-- start of Given information --
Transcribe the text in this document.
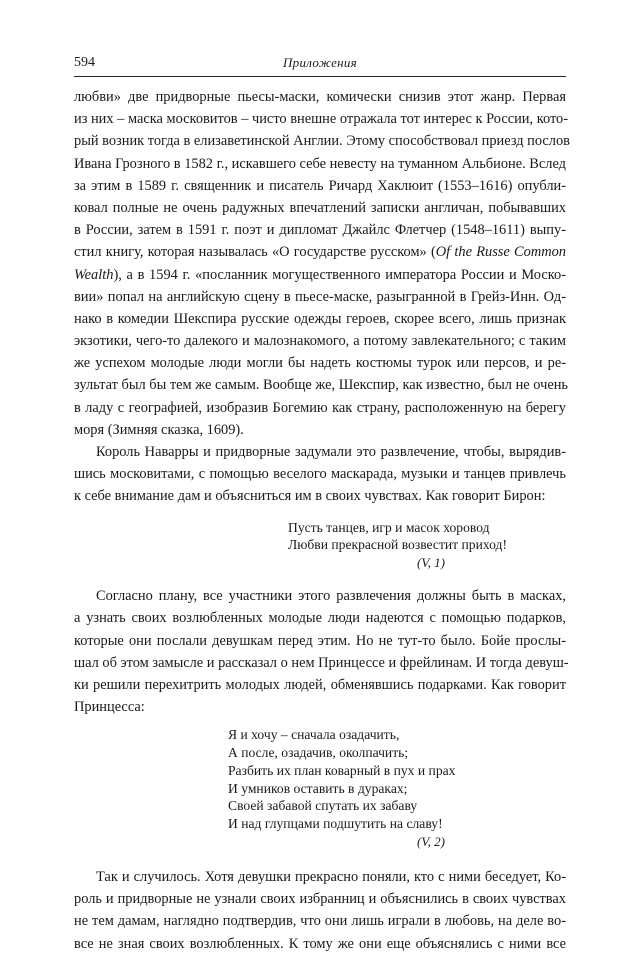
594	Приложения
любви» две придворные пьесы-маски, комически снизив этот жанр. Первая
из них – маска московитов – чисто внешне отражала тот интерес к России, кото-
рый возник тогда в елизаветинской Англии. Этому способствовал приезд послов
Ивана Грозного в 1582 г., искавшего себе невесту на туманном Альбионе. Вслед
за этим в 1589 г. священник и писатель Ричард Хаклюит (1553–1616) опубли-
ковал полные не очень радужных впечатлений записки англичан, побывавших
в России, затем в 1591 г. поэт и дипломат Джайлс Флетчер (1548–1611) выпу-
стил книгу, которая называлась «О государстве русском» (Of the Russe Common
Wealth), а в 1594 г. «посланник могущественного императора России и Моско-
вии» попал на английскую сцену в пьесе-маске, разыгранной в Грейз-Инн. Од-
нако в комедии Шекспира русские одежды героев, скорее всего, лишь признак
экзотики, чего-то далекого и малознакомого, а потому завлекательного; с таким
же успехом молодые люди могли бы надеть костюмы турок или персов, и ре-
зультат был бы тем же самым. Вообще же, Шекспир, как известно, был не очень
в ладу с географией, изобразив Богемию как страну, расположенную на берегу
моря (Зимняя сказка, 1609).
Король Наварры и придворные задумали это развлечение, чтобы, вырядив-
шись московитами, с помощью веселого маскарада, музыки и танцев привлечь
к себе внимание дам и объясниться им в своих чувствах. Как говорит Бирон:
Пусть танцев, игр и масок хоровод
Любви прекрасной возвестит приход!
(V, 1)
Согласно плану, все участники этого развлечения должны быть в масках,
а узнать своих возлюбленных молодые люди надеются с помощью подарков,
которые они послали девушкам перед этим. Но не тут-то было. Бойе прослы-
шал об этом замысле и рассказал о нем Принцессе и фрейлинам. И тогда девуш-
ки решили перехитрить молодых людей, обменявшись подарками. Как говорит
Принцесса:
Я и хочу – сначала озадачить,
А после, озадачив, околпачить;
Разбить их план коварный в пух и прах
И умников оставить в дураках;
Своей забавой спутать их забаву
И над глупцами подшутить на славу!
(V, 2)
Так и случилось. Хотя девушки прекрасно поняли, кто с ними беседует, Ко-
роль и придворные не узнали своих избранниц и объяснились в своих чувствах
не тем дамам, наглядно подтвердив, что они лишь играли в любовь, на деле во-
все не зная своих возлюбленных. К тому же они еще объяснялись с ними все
-- end of Given information --
-- start of Given information --
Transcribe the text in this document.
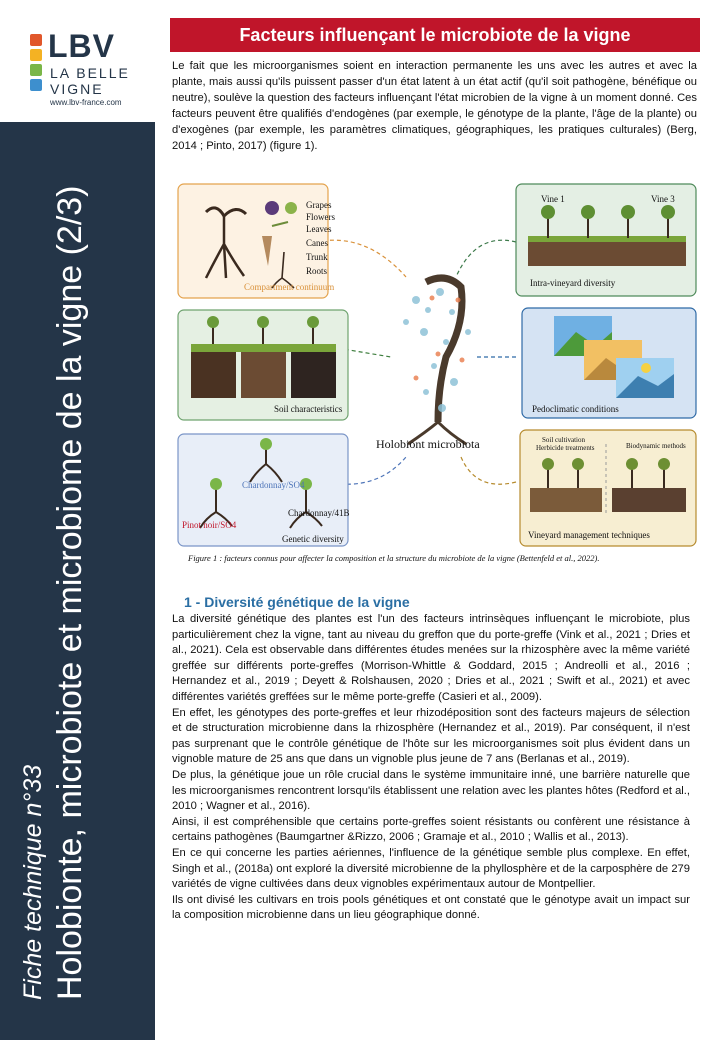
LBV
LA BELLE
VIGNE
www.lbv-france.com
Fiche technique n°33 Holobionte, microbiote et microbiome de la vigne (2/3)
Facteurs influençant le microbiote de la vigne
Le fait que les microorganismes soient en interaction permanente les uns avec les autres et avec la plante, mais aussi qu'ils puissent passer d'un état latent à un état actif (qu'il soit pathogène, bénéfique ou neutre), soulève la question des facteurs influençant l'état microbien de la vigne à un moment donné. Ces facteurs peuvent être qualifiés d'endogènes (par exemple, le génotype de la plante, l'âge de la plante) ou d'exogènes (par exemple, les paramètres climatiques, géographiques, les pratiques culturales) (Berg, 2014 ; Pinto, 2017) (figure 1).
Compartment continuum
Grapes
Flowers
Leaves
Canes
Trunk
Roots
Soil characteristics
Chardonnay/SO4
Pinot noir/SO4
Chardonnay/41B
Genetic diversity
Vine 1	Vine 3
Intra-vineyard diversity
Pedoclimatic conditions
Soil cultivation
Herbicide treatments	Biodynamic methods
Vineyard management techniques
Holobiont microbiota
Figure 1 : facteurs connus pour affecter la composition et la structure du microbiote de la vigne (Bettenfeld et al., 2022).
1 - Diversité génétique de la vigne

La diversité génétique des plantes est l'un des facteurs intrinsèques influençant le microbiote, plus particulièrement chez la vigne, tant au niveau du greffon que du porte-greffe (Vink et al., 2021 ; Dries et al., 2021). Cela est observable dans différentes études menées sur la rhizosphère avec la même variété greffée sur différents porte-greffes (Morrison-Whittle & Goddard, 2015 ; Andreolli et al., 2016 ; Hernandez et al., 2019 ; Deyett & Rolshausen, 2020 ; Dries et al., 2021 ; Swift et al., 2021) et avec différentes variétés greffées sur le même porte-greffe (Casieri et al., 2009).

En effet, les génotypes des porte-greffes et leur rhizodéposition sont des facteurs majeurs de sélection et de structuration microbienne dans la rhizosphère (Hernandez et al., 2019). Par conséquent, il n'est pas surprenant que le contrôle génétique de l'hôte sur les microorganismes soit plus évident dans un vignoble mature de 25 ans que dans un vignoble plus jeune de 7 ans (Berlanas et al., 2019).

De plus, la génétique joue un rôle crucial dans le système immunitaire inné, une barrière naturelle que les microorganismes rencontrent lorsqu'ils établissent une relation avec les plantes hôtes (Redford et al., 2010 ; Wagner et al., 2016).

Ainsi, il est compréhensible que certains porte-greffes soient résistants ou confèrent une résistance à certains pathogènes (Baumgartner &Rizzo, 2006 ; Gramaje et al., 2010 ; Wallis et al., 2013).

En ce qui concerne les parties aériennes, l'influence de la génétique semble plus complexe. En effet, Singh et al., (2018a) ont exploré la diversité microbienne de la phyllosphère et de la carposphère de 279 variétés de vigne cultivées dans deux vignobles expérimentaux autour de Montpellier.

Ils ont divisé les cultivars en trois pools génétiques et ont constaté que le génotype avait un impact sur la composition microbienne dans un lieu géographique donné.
-- end of Given information --
-- start of Given information --
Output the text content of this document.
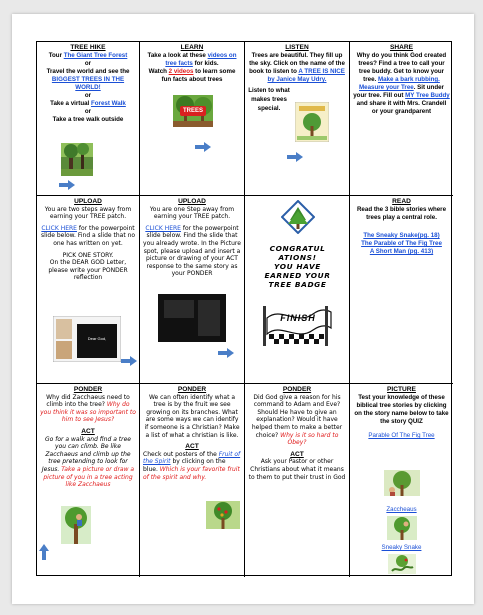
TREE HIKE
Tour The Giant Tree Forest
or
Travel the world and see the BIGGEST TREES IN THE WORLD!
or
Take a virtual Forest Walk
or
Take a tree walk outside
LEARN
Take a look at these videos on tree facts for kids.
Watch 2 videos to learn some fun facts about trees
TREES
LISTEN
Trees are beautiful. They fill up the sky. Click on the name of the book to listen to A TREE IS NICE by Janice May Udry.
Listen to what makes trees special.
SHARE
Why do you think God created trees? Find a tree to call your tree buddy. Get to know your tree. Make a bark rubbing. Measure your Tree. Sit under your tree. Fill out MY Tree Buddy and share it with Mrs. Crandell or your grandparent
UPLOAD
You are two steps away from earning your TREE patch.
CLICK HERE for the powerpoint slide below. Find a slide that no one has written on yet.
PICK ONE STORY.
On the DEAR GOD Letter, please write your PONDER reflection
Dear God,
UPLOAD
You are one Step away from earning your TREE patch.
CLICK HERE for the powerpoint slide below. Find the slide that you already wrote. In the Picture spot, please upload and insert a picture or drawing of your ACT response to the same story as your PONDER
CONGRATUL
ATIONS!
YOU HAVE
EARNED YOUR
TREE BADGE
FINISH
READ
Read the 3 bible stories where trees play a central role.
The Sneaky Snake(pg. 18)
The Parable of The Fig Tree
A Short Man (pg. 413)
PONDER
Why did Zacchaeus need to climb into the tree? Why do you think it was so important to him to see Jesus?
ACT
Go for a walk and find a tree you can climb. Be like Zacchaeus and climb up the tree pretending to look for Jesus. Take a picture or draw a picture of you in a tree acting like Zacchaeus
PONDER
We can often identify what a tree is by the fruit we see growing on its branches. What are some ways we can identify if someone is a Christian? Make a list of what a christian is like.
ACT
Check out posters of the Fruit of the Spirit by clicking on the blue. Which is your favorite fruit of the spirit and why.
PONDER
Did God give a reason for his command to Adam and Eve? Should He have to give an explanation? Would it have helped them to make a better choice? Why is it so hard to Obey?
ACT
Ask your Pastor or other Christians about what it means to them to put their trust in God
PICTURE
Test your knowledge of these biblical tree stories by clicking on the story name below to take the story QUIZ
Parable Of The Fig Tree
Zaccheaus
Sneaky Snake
-- end of Given information --
• Task objective
Look through the records and gather every line containing "avec".

• Correct response
Le fait que les microorganismes soient en interaction permanente les uns avec les autres et avec la plante, mais aussi qu'ils puissent passer d'un état latent à un état actif (qu'il soit pathogène, bénéfique ou neutre), soulève la question des facteurs influençant l'état microbien de la vigne à un moment donné. Ces facteurs peuvent être qualifiés d'endogènes (par exemple, le génotype de la plante, l'âge de la plante) ou d'exogènes (par exemple, les paramètres climatiques, géographiques, les pratiques culturales) (Berg, 2014 ; Pinto, 2017) (figure 1).
La diversité génétique des plantes est l'un des facteurs intrinsèques influençant le microbiote, plus particulièrement chez la vigne, tant au niveau du greffon que du porte-greffe (Vink et al., 2021 ; Dries et al., 2021). Cela est observable dans différentes études menées sur la rhizosphère avec la même variété greffée sur différents porte-greffes (Morrison-Whittle & Goddard, 2015 ; Andreolli et al., 2016 ; Hernandez et al., 2019 ; Deyett & Rolshausen, 2020 ; Dries et al., 2021 ; Swift et al., 2021) et avec différentes variétés greffées sur le même porte-greffe (Casieri et al., 2009).
De plus, la génétique joue un rôle crucial dans le système immunitaire inné, une barrière naturelle que les microorganismes rencontrent lorsqu'ils établissent une relation avec les plantes hôtes (Redford et al., 2010 ; Wagner et al., 2016).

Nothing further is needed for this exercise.